_Direction_.
Repeat every record below exactly as it appears.

** START Listing **

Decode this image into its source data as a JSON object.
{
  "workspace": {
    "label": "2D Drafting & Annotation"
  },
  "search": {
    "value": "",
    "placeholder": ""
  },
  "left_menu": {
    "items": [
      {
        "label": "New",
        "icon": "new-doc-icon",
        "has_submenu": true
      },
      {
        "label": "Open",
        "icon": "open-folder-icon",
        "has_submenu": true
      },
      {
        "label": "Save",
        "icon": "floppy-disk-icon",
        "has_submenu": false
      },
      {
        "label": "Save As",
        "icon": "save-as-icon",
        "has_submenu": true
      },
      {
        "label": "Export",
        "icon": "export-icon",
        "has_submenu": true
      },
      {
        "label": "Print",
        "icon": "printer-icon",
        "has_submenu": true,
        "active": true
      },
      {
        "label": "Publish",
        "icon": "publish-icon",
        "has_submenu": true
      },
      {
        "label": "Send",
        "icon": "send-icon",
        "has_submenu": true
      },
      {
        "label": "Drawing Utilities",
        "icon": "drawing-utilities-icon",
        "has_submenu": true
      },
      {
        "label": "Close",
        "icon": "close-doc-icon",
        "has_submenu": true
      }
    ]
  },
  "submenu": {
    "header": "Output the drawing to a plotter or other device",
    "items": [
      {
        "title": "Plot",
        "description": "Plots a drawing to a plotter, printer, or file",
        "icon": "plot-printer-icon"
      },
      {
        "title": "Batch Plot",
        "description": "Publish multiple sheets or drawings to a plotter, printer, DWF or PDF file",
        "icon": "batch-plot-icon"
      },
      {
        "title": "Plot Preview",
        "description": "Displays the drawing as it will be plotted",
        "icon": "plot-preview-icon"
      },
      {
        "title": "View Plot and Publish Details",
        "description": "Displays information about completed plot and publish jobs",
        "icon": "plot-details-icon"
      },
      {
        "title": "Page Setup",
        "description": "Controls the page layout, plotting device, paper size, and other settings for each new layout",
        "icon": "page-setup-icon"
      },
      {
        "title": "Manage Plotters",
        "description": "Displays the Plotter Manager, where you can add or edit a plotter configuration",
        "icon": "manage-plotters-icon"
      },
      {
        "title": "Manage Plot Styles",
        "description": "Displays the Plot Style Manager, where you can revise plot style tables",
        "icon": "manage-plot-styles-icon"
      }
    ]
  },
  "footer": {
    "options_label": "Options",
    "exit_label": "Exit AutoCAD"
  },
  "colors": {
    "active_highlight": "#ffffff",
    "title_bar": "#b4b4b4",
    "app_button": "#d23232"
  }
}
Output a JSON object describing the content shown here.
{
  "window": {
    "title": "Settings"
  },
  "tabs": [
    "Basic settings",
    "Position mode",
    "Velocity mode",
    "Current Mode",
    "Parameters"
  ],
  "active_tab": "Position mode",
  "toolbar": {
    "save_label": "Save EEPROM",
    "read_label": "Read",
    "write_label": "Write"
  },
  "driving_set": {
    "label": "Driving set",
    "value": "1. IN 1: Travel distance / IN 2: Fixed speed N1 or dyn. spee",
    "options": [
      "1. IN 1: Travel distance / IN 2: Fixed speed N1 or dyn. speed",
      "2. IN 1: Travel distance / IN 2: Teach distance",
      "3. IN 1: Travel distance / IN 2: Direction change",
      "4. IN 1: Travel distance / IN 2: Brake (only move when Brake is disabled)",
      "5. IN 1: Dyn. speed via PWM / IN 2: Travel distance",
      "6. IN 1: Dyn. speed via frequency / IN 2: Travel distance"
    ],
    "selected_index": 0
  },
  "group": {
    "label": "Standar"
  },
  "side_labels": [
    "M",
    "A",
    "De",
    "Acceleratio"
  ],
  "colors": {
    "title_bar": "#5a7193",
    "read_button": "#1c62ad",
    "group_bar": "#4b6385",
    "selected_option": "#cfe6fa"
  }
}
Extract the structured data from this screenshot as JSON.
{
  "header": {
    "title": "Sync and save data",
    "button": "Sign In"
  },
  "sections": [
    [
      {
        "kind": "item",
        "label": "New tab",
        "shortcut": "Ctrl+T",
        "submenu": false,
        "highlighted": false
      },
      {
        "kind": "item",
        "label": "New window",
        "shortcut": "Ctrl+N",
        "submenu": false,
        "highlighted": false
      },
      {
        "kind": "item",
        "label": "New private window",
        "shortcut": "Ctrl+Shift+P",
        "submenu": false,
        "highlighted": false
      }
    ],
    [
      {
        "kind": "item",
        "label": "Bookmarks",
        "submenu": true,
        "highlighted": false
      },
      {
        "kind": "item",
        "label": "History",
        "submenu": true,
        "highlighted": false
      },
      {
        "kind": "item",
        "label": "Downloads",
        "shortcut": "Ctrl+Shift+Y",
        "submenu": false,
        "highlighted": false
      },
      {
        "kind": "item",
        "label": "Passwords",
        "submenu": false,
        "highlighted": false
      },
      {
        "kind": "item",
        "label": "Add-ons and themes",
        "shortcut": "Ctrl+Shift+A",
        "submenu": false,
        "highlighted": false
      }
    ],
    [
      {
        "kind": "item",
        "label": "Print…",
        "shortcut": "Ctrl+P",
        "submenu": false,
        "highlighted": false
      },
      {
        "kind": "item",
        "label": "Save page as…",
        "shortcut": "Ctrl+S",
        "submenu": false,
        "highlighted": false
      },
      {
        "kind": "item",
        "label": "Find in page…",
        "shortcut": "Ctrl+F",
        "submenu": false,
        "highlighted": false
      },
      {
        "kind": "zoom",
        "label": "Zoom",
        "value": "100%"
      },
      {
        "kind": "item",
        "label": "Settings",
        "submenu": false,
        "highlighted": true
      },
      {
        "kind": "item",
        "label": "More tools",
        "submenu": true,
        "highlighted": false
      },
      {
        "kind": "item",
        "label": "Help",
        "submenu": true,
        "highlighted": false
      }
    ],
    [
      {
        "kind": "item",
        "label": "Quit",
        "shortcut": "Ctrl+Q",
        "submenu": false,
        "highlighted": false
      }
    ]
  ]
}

** END Listing **

_Reply to the task_.
Decode this image into its source data as a JSON object.
{
  "workspace": {
    "label": "2D Drafting & Annotation"
  },
  "search": {
    "value": "",
    "placeholder": ""
  },
  "left_menu": {
    "items": [
      {
        "label": "New",
        "icon": "new-doc-icon",
        "has_submenu": true
      },
      {
        "label": "Open",
        "icon": "open-folder-icon",
        "has_submenu": true
      },
      {
        "label": "Save",
        "icon": "floppy-disk-icon",
        "has_submenu": false
      },
      {
        "label": "Save As",
        "icon": "save-as-icon",
        "has_submenu": true
      },
      {
        "label": "Export",
        "icon": "export-icon",
        "has_submenu": true
      },
      {
        "label": "Print",
        "icon": "printer-icon",
        "has_submenu": true,
        "active": true
      },
      {
        "label": "Publish",
        "icon": "publish-icon",
        "has_submenu": true
      },
      {
        "label": "Send",
        "icon": "send-icon",
        "has_submenu": true
      },
      {
        "label": "Drawing Utilities",
        "icon": "drawing-utilities-icon",
        "has_submenu": true
      },
      {
        "label": "Close",
        "icon": "close-doc-icon",
        "has_submenu": true
      }
    ]
  },
  "submenu": {
    "header": "Output the drawing to a plotter or other device",
    "items": [
      {
        "title": "Plot",
        "description": "Plots a drawing to a plotter, printer, or file",
        "icon": "plot-printer-icon"
      },
      {
        "title": "Batch Plot",
        "description": "Publish multiple sheets or drawings to a plotter, printer, DWF or PDF file",
        "icon": "batch-plot-icon"
      },
      {
        "title": "Plot Preview",
        "description": "Displays the drawing as it will be plotted",
        "icon": "plot-preview-icon"
      },
      {
        "title": "View Plot and Publish Details",
        "description": "Displays information about completed plot and publish jobs",
        "icon": "plot-details-icon"
      },
      {
        "title": "Page Setup",
        "description": "Controls the page layout, plotting device, paper size, and other settings for each new layout",
        "icon": "page-setup-icon"
      },
      {
        "title": "Manage Plotters",
        "description": "Displays the Plotter Manager, where you can add or edit a plotter configuration",
        "icon": "manage-plotters-icon"
      },
      {
        "title": "Manage Plot Styles",
        "description": "Displays the Plot Style Manager, where you can revise plot style tables",
        "icon": "manage-plot-styles-icon"
      }
    ]
  },
  "footer": {
    "options_label": "Options",
    "exit_label": "Exit AutoCAD"
  },
  "colors": {
    "active_highlight": "#ffffff",
    "title_bar": "#b4b4b4",
    "app_button": "#d23232"
  }
}
Output a JSON object describing the content shown here.
{
  "window": {
    "title": "Settings"
  },
  "tabs": [
    "Basic settings",
    "Position mode",
    "Velocity mode",
    "Current Mode",
    "Parameters"
  ],
  "active_tab": "Position mode",
  "toolbar": {
    "save_label": "Save EEPROM",
    "read_label": "Read",
    "write_label": "Write"
  },
  "driving_set": {
    "label": "Driving set",
    "value": "1. IN 1: Travel distance / IN 2: Fixed speed N1 or dyn. spee",
    "options": [
      "1. IN 1: Travel distance / IN 2: Fixed speed N1 or dyn. speed",
      "2. IN 1: Travel distance / IN 2: Teach distance",
      "3. IN 1: Travel distance / IN 2: Direction change",
      "4. IN 1: Travel distance / IN 2: Brake (only move when Brake is disabled)",
      "5. IN 1: Dyn. speed via PWM / IN 2: Travel distance",
      "6. IN 1: Dyn. speed via frequency / IN 2: Travel distance"
    ],
    "selected_index": 0
  },
  "group": {
    "label": "Standar"
  },
  "side_labels": [
    "M",
    "A",
    "De",
    "Acceleratio"
  ],
  "colors": {
    "title_bar": "#5a7193",
    "read_button": "#1c62ad",
    "group_bar": "#4b6385",
    "selected_option": "#cfe6fa"
  }
}
Extract the structured data from this screenshot as JSON.
{
  "header": {
    "title": "Sync and save data",
    "button": "Sign In"
  },
  "sections": [
    [
      {
        "kind": "item",
        "label": "New tab",
        "shortcut": "Ctrl+T",
        "submenu": false,
        "highlighted": false
      },
      {
        "kind": "item",
        "label": "New window",
        "shortcut": "Ctrl+N",
        "submenu": false,
        "highlighted": false
      },
      {
        "kind": "item",
        "label": "New private window",
        "shortcut": "Ctrl+Shift+P",
        "submenu": false,
        "highlighted": false
      }
    ],
    [
      {
        "kind": "item",
        "label": "Bookmarks",
        "submenu": true,
        "highlighted": false
      },
      {
        "kind": "item",
        "label": "History",
        "submenu": true,
        "highlighted": false
      },
      {
        "kind": "item",
        "label": "Downloads",
        "shortcut": "Ctrl+Shift+Y",
        "submenu": false,
        "highlighted": false
      },
      {
        "kind": "item",
        "label": "Passwords",
        "submenu": false,
        "highlighted": false
      },
      {
        "kind": "item",
        "label": "Add-ons and themes",
        "shortcut": "Ctrl+Shift+A",
        "submenu": false,
        "highlighted": false
      }
    ],
    [
      {
        "kind": "item",
        "label": "Print…",
        "shortcut": "Ctrl+P",
        "submenu": false,
        "highlighted": false
      },
      {
        "kind": "item",
        "label": "Save page as…",
        "shortcut": "Ctrl+S",
        "submenu": false,
        "highlighted": false
      },
      {
        "kind": "item",
        "label": "Find in page…",
        "shortcut": "Ctrl+F",
        "submenu": false,
        "highlighted": false
      },
      {
        "kind": "zoom",
        "label": "Zoom",
        "value": "100%"
      },
      {
        "kind": "item",
        "label": "Settings",
        "submenu": false,
        "highlighted": true
      },
      {
        "kind": "item",
        "label": "More tools",
        "submenu": true,
        "highlighted": false
      },
      {
        "kind": "item",
        "label": "Help",
        "submenu": true,
        "highlighted": false
      }
    ],
    [
      {
        "kind": "item",
        "label": "Quit",
        "shortcut": "Ctrl+Q",
        "submenu": false,
        "highlighted": false
      }
    ]
  ]
}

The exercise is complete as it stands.